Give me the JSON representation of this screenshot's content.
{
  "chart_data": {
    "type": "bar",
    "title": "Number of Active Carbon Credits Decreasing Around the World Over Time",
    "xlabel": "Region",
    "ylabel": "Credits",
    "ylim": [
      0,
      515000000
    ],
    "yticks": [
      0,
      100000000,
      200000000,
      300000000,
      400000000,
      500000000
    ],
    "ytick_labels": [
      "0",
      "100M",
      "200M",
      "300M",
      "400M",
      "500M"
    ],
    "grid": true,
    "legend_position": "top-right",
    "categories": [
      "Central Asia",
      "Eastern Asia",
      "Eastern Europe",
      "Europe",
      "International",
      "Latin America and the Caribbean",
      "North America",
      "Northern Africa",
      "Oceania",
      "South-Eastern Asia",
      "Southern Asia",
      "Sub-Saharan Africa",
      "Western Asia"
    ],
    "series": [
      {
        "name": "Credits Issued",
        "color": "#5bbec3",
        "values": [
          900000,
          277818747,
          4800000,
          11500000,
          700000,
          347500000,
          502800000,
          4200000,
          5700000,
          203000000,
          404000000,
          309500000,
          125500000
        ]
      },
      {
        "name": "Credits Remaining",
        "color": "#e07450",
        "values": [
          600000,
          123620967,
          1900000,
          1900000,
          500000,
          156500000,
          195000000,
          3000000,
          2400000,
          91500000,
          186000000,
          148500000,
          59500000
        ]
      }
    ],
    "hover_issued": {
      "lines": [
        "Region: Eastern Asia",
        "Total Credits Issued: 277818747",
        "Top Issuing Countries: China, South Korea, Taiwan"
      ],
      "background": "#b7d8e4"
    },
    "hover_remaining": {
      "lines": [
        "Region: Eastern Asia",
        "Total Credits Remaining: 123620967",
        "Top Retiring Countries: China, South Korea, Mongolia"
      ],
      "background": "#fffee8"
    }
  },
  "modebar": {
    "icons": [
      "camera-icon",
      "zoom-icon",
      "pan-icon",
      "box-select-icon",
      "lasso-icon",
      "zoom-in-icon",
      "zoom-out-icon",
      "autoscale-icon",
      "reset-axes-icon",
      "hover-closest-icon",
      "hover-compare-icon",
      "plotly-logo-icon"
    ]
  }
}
----
EXERCISE AIM =>
Check each line above for "America" and return the ones that have it.

WORKED SOLUTION =>
      "Latin America and the Caribbean",
      "North America",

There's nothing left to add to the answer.